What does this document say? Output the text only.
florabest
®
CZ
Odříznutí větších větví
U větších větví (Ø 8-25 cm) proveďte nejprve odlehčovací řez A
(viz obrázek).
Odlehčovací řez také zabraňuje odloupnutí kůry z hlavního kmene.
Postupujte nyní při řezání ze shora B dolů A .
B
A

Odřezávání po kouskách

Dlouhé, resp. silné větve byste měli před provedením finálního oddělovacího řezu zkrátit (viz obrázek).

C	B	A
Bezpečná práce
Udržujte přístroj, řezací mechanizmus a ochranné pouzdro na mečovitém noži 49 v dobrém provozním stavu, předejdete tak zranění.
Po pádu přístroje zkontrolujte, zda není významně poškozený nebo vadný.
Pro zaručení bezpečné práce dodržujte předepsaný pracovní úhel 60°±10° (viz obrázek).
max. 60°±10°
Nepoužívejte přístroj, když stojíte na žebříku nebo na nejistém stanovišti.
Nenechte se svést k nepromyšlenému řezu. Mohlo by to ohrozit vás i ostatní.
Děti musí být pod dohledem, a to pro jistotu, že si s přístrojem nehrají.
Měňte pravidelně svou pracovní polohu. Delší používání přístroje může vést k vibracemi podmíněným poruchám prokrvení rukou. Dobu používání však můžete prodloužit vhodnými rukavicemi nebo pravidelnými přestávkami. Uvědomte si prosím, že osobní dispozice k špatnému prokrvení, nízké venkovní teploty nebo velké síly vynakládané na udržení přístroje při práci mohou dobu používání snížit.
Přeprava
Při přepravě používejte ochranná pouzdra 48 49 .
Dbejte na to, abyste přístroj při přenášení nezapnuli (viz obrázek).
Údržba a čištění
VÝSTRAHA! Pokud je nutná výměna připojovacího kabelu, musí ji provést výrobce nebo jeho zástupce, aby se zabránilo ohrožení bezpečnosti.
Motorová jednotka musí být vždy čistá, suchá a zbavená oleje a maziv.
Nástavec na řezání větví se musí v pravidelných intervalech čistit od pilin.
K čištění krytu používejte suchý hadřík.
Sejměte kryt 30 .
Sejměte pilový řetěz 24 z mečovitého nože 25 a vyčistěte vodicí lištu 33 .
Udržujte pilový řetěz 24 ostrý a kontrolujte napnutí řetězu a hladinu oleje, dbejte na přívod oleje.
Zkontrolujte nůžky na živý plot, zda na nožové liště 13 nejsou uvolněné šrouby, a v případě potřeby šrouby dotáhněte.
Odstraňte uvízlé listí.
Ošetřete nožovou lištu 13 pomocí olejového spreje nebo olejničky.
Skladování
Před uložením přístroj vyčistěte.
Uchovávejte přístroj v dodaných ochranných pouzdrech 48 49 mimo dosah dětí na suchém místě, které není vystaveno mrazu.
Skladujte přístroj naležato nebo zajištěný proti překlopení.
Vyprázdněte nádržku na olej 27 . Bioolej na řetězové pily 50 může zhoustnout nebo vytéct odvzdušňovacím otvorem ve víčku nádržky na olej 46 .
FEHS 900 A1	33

------------------------------------------------------------

## REQUEST:
Extract all lines as given.

## CORRECT RESULT:
What does this document say? Output the text only.
florabest
®
CZ
Odříznutí větších větví
U větších větví (Ø 8-25 cm) proveďte nejprve odlehčovací řez A
(viz obrázek).
Odlehčovací řez také zabraňuje odloupnutí kůry z hlavního kmene.
Postupujte nyní při řezání ze shora B dolů A .
B
A

Odřezávání po kouskách

Dlouhé, resp. silné větve byste měli před provedením finálního oddělovacího řezu zkrátit (viz obrázek).

C	B	A
Bezpečná práce
Udržujte přístroj, řezací mechanizmus a ochranné pouzdro na mečovitém noži 49 v dobrém provozním stavu, předejdete tak zranění.
Po pádu přístroje zkontrolujte, zda není významně poškozený nebo vadný.
Pro zaručení bezpečné práce dodržujte předepsaný pracovní úhel 60°±10° (viz obrázek).
max. 60°±10°
Nepoužívejte přístroj, když stojíte na žebříku nebo na nejistém stanovišti.
Nenechte se svést k nepromyšlenému řezu. Mohlo by to ohrozit vás i ostatní.
Děti musí být pod dohledem, a to pro jistotu, že si s přístrojem nehrají.
Měňte pravidelně svou pracovní polohu. Delší používání přístroje může vést k vibracemi podmíněným poruchám prokrvení rukou. Dobu používání však můžete prodloužit vhodnými rukavicemi nebo pravidelnými přestávkami. Uvědomte si prosím, že osobní dispozice k špatnému prokrvení, nízké venkovní teploty nebo velké síly vynakládané na udržení přístroje při práci mohou dobu používání snížit.
Přeprava
Při přepravě používejte ochranná pouzdra 48 49 .
Dbejte na to, abyste přístroj při přenášení nezapnuli (viz obrázek).
Údržba a čištění
VÝSTRAHA! Pokud je nutná výměna připojovacího kabelu, musí ji provést výrobce nebo jeho zástupce, aby se zabránilo ohrožení bezpečnosti.
Motorová jednotka musí být vždy čistá, suchá a zbavená oleje a maziv.
Nástavec na řezání větví se musí v pravidelných intervalech čistit od pilin.
K čištění krytu používejte suchý hadřík.
Sejměte kryt 30 .
Sejměte pilový řetěz 24 z mečovitého nože 25 a vyčistěte vodicí lištu 33 .
Udržujte pilový řetěz 24 ostrý a kontrolujte napnutí řetězu a hladinu oleje, dbejte na přívod oleje.
Zkontrolujte nůžky na živý plot, zda na nožové liště 13 nejsou uvolněné šrouby, a v případě potřeby šrouby dotáhněte.
Odstraňte uvízlé listí.
Ošetřete nožovou lištu 13 pomocí olejového spreje nebo olejničky.
Skladování
Před uložením přístroj vyčistěte.
Uchovávejte přístroj v dodaných ochranných pouzdrech 48 49 mimo dosah dětí na suchém místě, které není vystaveno mrazu.
Skladujte přístroj naležato nebo zajištěný proti překlopení.
Vyprázdněte nádržku na olej 27 . Bioolej na řetězové pily 50 může zhoustnout nebo vytéct odvzdušňovacím otvorem ve víčku nádržky na olej 46 .
FEHS 900 A1	33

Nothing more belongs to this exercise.